# [Description of the task]
Provide an exact reproduction of every entry.

# [Exercise materials]
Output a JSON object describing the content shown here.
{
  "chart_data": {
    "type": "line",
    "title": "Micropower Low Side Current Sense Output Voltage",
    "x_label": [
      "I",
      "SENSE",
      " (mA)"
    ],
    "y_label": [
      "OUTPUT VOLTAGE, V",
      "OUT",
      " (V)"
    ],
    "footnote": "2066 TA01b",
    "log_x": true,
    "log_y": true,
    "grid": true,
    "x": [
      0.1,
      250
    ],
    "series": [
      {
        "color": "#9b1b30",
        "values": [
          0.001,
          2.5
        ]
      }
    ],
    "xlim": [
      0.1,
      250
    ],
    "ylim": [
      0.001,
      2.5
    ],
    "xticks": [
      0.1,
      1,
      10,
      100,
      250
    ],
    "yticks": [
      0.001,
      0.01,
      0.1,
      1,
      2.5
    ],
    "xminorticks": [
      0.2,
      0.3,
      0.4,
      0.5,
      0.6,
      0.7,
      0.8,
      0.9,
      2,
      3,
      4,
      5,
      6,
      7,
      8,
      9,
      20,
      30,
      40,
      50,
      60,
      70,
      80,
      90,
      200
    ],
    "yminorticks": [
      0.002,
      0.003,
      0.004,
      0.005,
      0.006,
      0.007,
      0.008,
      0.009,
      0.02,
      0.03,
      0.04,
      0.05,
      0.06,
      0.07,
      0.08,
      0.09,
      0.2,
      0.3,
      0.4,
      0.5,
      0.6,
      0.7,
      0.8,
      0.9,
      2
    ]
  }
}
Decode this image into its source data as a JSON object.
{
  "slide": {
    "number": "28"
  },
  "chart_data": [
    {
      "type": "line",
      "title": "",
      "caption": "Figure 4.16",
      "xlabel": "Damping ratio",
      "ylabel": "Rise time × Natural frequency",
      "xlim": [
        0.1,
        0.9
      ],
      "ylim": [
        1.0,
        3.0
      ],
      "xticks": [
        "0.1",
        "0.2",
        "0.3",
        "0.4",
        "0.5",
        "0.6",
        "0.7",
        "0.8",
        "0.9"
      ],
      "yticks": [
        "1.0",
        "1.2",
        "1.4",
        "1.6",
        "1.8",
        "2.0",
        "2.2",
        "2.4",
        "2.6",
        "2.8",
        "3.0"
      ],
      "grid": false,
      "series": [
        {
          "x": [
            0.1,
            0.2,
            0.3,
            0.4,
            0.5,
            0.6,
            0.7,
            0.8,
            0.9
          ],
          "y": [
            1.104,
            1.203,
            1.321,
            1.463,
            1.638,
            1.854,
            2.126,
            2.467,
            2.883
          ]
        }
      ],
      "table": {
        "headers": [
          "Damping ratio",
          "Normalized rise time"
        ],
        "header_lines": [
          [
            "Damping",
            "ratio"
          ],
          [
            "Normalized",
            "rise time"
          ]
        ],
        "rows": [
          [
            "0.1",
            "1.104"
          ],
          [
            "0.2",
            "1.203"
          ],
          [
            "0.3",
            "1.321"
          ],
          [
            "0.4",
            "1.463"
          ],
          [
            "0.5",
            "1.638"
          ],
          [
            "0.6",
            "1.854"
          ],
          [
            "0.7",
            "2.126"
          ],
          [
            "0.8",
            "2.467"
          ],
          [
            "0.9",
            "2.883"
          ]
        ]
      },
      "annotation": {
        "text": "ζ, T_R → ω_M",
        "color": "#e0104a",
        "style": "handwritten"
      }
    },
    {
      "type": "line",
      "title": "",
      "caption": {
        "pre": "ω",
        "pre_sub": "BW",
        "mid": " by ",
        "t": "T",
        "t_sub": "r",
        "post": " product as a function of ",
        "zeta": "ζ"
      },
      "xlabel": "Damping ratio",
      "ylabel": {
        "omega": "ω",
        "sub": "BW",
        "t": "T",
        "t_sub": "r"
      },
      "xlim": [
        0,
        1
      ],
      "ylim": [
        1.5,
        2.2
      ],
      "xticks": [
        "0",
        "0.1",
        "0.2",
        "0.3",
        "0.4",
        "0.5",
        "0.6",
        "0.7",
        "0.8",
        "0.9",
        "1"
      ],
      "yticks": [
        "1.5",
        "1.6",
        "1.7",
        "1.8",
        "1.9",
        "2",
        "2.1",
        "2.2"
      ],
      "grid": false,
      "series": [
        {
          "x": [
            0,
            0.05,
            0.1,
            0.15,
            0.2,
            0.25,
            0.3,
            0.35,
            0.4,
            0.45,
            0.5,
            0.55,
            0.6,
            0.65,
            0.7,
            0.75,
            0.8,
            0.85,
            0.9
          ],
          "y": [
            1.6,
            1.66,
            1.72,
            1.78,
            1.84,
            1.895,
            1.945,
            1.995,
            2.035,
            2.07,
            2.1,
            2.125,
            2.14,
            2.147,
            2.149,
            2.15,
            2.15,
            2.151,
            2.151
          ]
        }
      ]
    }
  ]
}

# [Solution for this problem]
Output a JSON object describing the content shown here.
{
  "chart_data": {
    "type": "line",
    "title": "Micropower Low Side Current Sense Output Voltage",
    "x_label": [
      "I",
      "SENSE",
      " (mA)"
    ],
    "y_label": [
      "OUTPUT VOLTAGE, V",
      "OUT",
      " (V)"
    ],
    "footnote": "2066 TA01b",
    "log_x": true,
    "log_y": true,
    "grid": true,
    "x": [
      0.1,
      250
    ],
    "series": [
      {
        "color": "#9b1b30",
        "values": [
          0.001,
          2.5
        ]
      }
    ],
    "xlim": [
      0.1,
      250
    ],
    "ylim": [
      0.001,
      2.5
    ],
    "xticks": [
      0.1,
      1,
      10,
      100,
      250
    ],
    "yticks": [
      0.001,
      0.01,
      0.1,
      1,
      2.5
    ],
    "xminorticks": [
      0.2,
      0.3,
      0.4,
      0.5,
      0.6,
      0.7,
      0.8,
      0.9,
      2,
      3,
      4,
      5,
      6,
      7,
      8,
      9,
      20,
      30,
      40,
      50,
      60,
      70,
      80,
      90,
      200
    ],
    "yminorticks": [
      0.002,
      0.003,
      0.004,
      0.005,
      0.006,
      0.007,
      0.008,
      0.009,
      0.02,
      0.03,
      0.04,
      0.05,
      0.06,
      0.07,
      0.08,
      0.09,
      0.2,
      0.3,
      0.4,
      0.5,
      0.6,
      0.7,
      0.8,
      0.9,
      2
    ]
  }
}
Decode this image into its source data as a JSON object.
{
  "slide": {
    "number": "28"
  },
  "chart_data": [
    {
      "type": "line",
      "title": "",
      "caption": "Figure 4.16",
      "xlabel": "Damping ratio",
      "ylabel": "Rise time × Natural frequency",
      "xlim": [
        0.1,
        0.9
      ],
      "ylim": [
        1.0,
        3.0
      ],
      "xticks": [
        "0.1",
        "0.2",
        "0.3",
        "0.4",
        "0.5",
        "0.6",
        "0.7",
        "0.8",
        "0.9"
      ],
      "yticks": [
        "1.0",
        "1.2",
        "1.4",
        "1.6",
        "1.8",
        "2.0",
        "2.2",
        "2.4",
        "2.6",
        "2.8",
        "3.0"
      ],
      "grid": false,
      "series": [
        {
          "x": [
            0.1,
            0.2,
            0.3,
            0.4,
            0.5,
            0.6,
            0.7,
            0.8,
            0.9
          ],
          "y": [
            1.104,
            1.203,
            1.321,
            1.463,
            1.638,
            1.854,
            2.126,
            2.467,
            2.883
          ]
        }
      ],
      "table": {
        "headers": [
          "Damping ratio",
          "Normalized rise time"
        ],
        "header_lines": [
          [
            "Damping",
            "ratio"
          ],
          [
            "Normalized",
            "rise time"
          ]
        ],
        "rows": [
          [
            "0.1",
            "1.104"
          ],
          [
            "0.2",
            "1.203"
          ],
          [
            "0.3",
            "1.321"
          ],
          [
            "0.4",
            "1.463"
          ],
          [
            "0.5",
            "1.638"
          ],
          [
            "0.6",
            "1.854"
          ],
          [
            "0.7",
            "2.126"
          ],
          [
            "0.8",
            "2.467"
          ],
          [
            "0.9",
            "2.883"
          ]
        ]
      },
      "annotation": {
        "text": "ζ, T_R → ω_M",
        "color": "#e0104a",
        "style": "handwritten"
      }
    },
    {
      "type": "line",
      "title": "",
      "caption": {
        "pre": "ω",
        "pre_sub": "BW",
        "mid": " by ",
        "t": "T",
        "t_sub": "r",
        "post": " product as a function of ",
        "zeta": "ζ"
      },
      "xlabel": "Damping ratio",
      "ylabel": {
        "omega": "ω",
        "sub": "BW",
        "t": "T",
        "t_sub": "r"
      },
      "xlim": [
        0,
        1
      ],
      "ylim": [
        1.5,
        2.2
      ],
      "xticks": [
        "0",
        "0.1",
        "0.2",
        "0.3",
        "0.4",
        "0.5",
        "0.6",
        "0.7",
        "0.8",
        "0.9",
        "1"
      ],
      "yticks": [
        "1.5",
        "1.6",
        "1.7",
        "1.8",
        "1.9",
        "2",
        "2.1",
        "2.2"
      ],
      "grid": false,
      "series": [
        {
          "x": [
            0,
            0.05,
            0.1,
            0.15,
            0.2,
            0.25,
            0.3,
            0.35,
            0.4,
            0.45,
            0.5,
            0.55,
            0.6,
            0.65,
            0.7,
            0.75,
            0.8,
            0.85,
            0.9
          ],
          "y": [
            1.6,
            1.66,
            1.72,
            1.78,
            1.84,
            1.895,
            1.945,
            1.995,
            2.035,
            2.07,
            2.1,
            2.125,
            2.14,
            2.147,
            2.149,
            2.15,
            2.15,
            2.151,
            2.151
          ]
        }
      ]
    }
  ]
}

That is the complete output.